Enviado especial do Observador em Paris, França

Em Tóquio, nada podia correr mal. Aliás, bastava Pedro Pablo Pichardo fazer qualquer coisa parecida com o salto da qualificação para ganhar a medalha de ouro na final do triplo salto – sendo que até fez mais, com o novo recorde nacional a 17,98 a acabar de vez com uma questão que nunca chegou propriamente a existir. Nesse dia de calor e uma humidade de rebentar escala, o atleta português fez um corte a si próprio na zona do tornozelo que deixou a meia ensanguentada, teve de saber lidar com aquele que ficou como o “caso” dessa edição dos Jogos ao ver Nelson Évora na bancada a apoiar Hugues Fabrice Zango (com quem tinha estado a trabalhar em Espanha sob o comando de Ivan Pedroso antes da competição durante algumas semanas) mas conquistou quase de forma natural o quinto título olímpico de Portugal. Agora, todo o contexto mudara.

--*--

• **O que fazer**:
a. Repete sem alterações o trecho do excerto sobre Pichardo que vai de "Enviado especial do" até "o contexto mudara.".
b. Responde a estas perguntas com base no excerto sobre Pichardo:
(i) Qual foi a marca do novo recorde nacional?
(ii) Em que país Zango tinha estado a trabalhar antes da competição?
(iii) Que título olímpico de Portugal conquistou Pichardo?
c. Indica se cada afirmação está de acordo com o excerto sobre Pichardo:
(i) Pichardo fez um corte na zona do tornozelo.
(ii) Nelson Évora estava na bancada a apoiar Pichardo.
(iii) O dia em Tóquio foi fresco e seco.
Baseia-te apenas no excerto sobre Pichardo.

• **Linhas apresentadas**:
--*--

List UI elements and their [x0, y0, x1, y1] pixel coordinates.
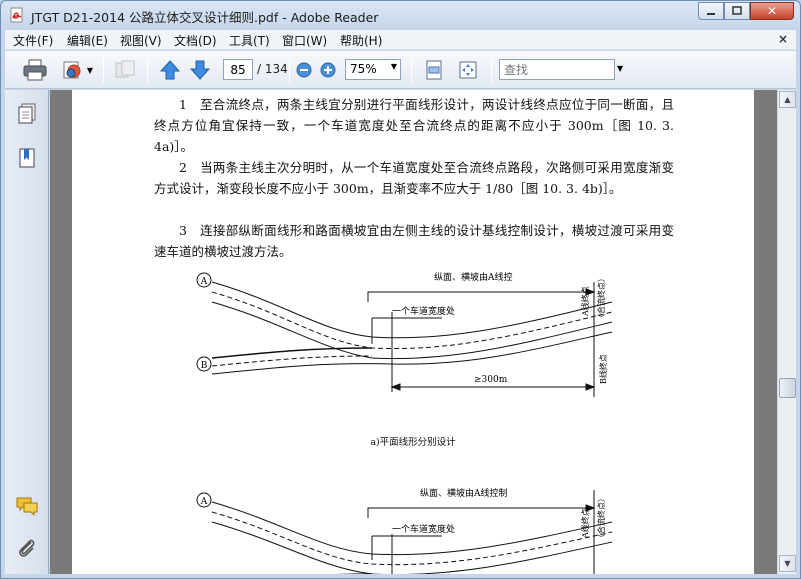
zoom-select[interactable]: 75% ▼ — [345, 59, 401, 80]
chevron-down-icon: ▼ — [784, 559, 791, 568]
zoom-out-button[interactable] — [295, 57, 313, 83]
scroll-down-button[interactable]: ▼ — [779, 555, 796, 572]
navigation-pane — [5, 90, 49, 574]
menu-help[interactable]: 帮助(H) — [340, 32, 382, 49]
app-window: JTGT D21-2014 公路立体交叉设计细则.pdf - Adobe Rea… — [0, 0, 801, 579]
scrollbar-thumb[interactable] — [779, 378, 796, 398]
fig-a-label-a: A — [200, 277, 208, 287]
fig-b-label-a: A — [200, 497, 208, 507]
share-button[interactable]: ▼ — [57, 57, 97, 83]
attachments-panel-icon[interactable] — [15, 536, 39, 560]
fig-a-end-b: B线终点 — [598, 354, 608, 384]
print-button[interactable] — [21, 57, 49, 83]
minimize-icon — [707, 13, 715, 15]
fit-width-icon — [459, 61, 477, 79]
paragraph-2: 2 当两条主线主次分明时，从一个车道宽度处至合流终点路段，次路侧可采用宽度渐变方… — [154, 160, 674, 196]
menu-bar: 文件(F) 编辑(E) 视图(V) 文档(D) 工具(T) 窗口(W) 帮助(H… — [5, 30, 796, 50]
pdf-file-icon — [10, 7, 23, 23]
previous-page-button[interactable] — [157, 57, 183, 83]
scroll-up-button[interactable]: ▲ — [779, 91, 796, 108]
collaborate-icon — [115, 60, 135, 78]
minimize-button[interactable] — [698, 2, 724, 20]
share-icon — [63, 61, 81, 79]
maximize-icon — [732, 6, 742, 15]
pdf-page: 1 至合流终点，两条主线宜分别进行平面线形设计，两设计线终点应位于同一断面，且终… — [72, 90, 754, 574]
zoom-value: 75% — [350, 62, 377, 76]
close-button[interactable]: ✕ — [750, 2, 794, 20]
paragraph-3: 3 连接部纵断面线形和路面横坡宜由左侧主线的设计基线控制设计，横坡过渡可采用变速… — [154, 223, 674, 259]
document-view[interactable]: 1 至合流终点，两条主线宜分别进行平面线形设计，两设计线终点应位于同一断面，且终… — [50, 90, 777, 574]
figure-b: A 纵面、横坡由A线控制 一个车道宽度处 A线终点 （合流终点） — [196, 487, 613, 574]
menu-file[interactable]: 文件(F) — [13, 32, 53, 49]
next-page-button[interactable] — [187, 57, 213, 83]
comments-panel-icon[interactable] — [15, 494, 39, 518]
zoom-in-icon — [320, 62, 336, 78]
search-input[interactable] — [499, 59, 615, 80]
fig-b-lane-note: 一个车道宽度处 — [392, 523, 455, 535]
fig-a-top-note: 纵面、横坡由A线控 — [434, 271, 513, 283]
chevron-down-icon: ▼ — [390, 62, 397, 71]
close-icon: ✕ — [766, 4, 778, 18]
page-number-input[interactable] — [223, 59, 253, 80]
figure-a-caption: a)平面线形分别设计 — [370, 437, 456, 448]
maximize-button[interactable] — [724, 2, 750, 20]
page-total: / 134 — [257, 62, 288, 76]
fig-b-end-a: A线终点 — [580, 508, 590, 539]
fit-width-button[interactable] — [455, 57, 481, 83]
menu-window[interactable]: 窗口(W) — [282, 32, 327, 49]
arrow-down-icon — [189, 60, 211, 80]
chevron-up-icon: ▲ — [784, 95, 791, 104]
fig-b-top-note: 纵面、横坡由A线控制 — [420, 487, 508, 499]
document-close-button[interactable]: × — [778, 32, 788, 46]
paragraph-1: 1 至合流终点，两条主线宜分别进行平面线形设计，两设计线终点应位于同一断面，且终… — [154, 97, 674, 154]
fig-a-end-a: A线终点 — [580, 286, 590, 317]
fig-a-end-merge: （合流终点） — [596, 274, 606, 322]
collaborate-button[interactable] — [111, 57, 139, 83]
title-bar: JTGT D21-2014 公路立体交叉设计细则.pdf - Adobe Rea… — [1, 1, 800, 29]
arrow-up-icon — [159, 60, 181, 80]
menu-tools[interactable]: 工具(T) — [229, 32, 270, 49]
zoom-in-button[interactable] — [319, 57, 337, 83]
menu-edit[interactable]: 编辑(E) — [67, 32, 108, 49]
fig-a-lane-note: 一个车道宽度处 — [392, 305, 455, 317]
chevron-down-icon: ▼ — [86, 65, 94, 75]
menu-document[interactable]: 文档(D) — [174, 32, 217, 49]
fit-page-button[interactable] — [421, 57, 447, 83]
search-dropdown-icon[interactable]: ▼ — [617, 64, 623, 73]
printer-icon — [23, 59, 47, 81]
fig-a-distance: ≥300m — [474, 375, 508, 385]
vertical-scrollbar[interactable]: ▲ ▼ — [777, 90, 796, 574]
window-title: JTGT D21-2014 公路立体交叉设计细则.pdf - Adobe Rea… — [31, 10, 379, 25]
fig-b-end-merge: （合流终点） — [596, 494, 606, 542]
fig-a-label-b: B — [201, 361, 208, 371]
bookmarks-panel-icon[interactable] — [15, 146, 39, 170]
fit-page-icon — [426, 60, 442, 80]
zoom-out-icon — [296, 62, 312, 78]
menu-view[interactable]: 视图(V) — [120, 32, 162, 49]
figure-a: A B 纵面、横坡由A线控 一个车道宽度处 ≥300m A线终点 （合流终点） … — [196, 271, 613, 397]
pages-panel-icon[interactable] — [15, 102, 39, 126]
toolbar: ▼ / 134 — [5, 51, 796, 89]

--*--

• **Respostas**:
a.
Enviado especial do Observador em Paris, França

Em Tóquio, nada podia correr mal. Aliás, bastava Pedro Pablo Pichardo fazer qualquer coisa parecida com o salto da qualificação para ganhar a medalha de ouro na final do triplo salto – sendo que até fez mais, com o novo recorde nacional a 17,98 a acabar de vez com uma questão que nunca chegou propriamente a existir. Nesse dia de calor e uma humidade de rebentar escala, o atleta português fez um corte a si próprio na zona do tornozelo que deixou a meia ensanguentada, teve de saber lidar com aquele que ficou como o “caso” dessa edição dos Jogos ao ver Nelson Évora na bancada a apoiar Hugues Fabrice Zango (com quem tinha estado a trabalhar em Espanha sob o comando de Ivan Pedroso antes da competição durante algumas semanas) mas conquistou quase de forma natural o quinto título olímpico de Portugal. Agora, todo o contexto mudara.

b.
(i) 17,98.
(ii) Em Espanha.
(iii) O quinto título olímpico de Portugal.

c.
(i) Sim: "fez um corte a si próprio na zona do tornozelo".
(ii) Não: "ao ver Nelson Évora na bancada a apoiar Hugues Fabrice Zango".
(iii) Não: "Nesse dia de calor e uma humidade de rebentar escala".